-- PROVIDED MATERIAL start --

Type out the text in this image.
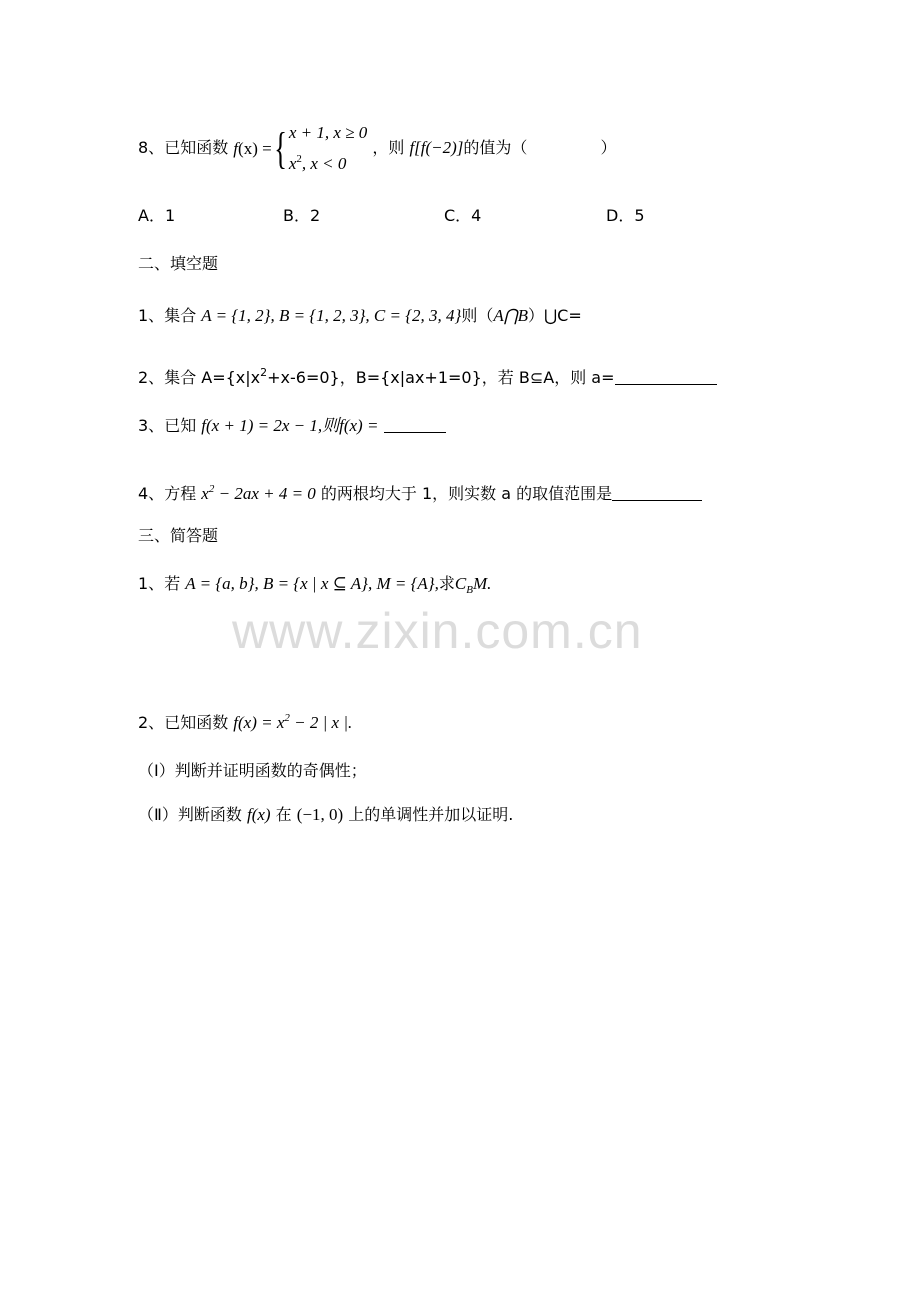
8、已知函数 f(x) = { x + 1, x ≥ 0
$x^2$, x < 0
，则 f[f(−2)]的值为（	）
A．1	B．2	C．4	D．5
二、填空题
1、集合 A = {1, 2}, B = {1, 2, 3}, C = {2, 3, 4}则（A⋂B）⋃C=
2、集合 $A=\{x|x^2+x-6=0\}$，B={x|ax+1=0}，若 B⊆A，则 a=
3、已知 f(x + 1) = 2x − 1,则f(x) =
4、方程 $x^2 - 2ax + 4 = 0$ 的两根均大于 1，则实数 a 的取值范围是
三、简答题
1、若 A = {a, b}, B = {x | x ⊆ A}, M = {A},求$C_BM$.
www.zixin.com.cn
2、已知函数 $f(x) = x^2 - 2$ | x |.
（Ⅰ）判断并证明函数的奇偶性；
（Ⅱ）判断函数 f(x) 在 (−1, 0) 上的单调性并加以证明.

-- PROVIDED MATERIAL end --

→ **EXERCISE**
Repeat the material above in full and exactly, apart from the pictures.

→ **THE SOLUTION**
Type out the text in this image.
8、已知函数 f(x) = { x + 1, x ≥ 0
$x^2$, x < 0
，则 f[f(−2)]的值为（	）
A．1	B．2	C．4	D．5
二、填空题
1、集合 A = {1, 2}, B = {1, 2, 3}, C = {2, 3, 4}则（A⋂B）⋃C=
2、集合 $A=\{x|x^2+x-6=0\}$，B={x|ax+1=0}，若 B⊆A，则 a=
3、已知 f(x + 1) = 2x − 1,则f(x) =
4、方程 $x^2 - 2ax + 4 = 0$ 的两根均大于 1，则实数 a 的取值范围是
三、简答题
1、若 A = {a, b}, B = {x | x ⊆ A}, M = {A},求$C_BM$.
www.zixin.com.cn
2、已知函数 $f(x) = x^2 - 2$ | x |.
（Ⅰ）判断并证明函数的奇偶性；
（Ⅱ）判断函数 f(x) 在 (−1, 0) 上的单调性并加以证明.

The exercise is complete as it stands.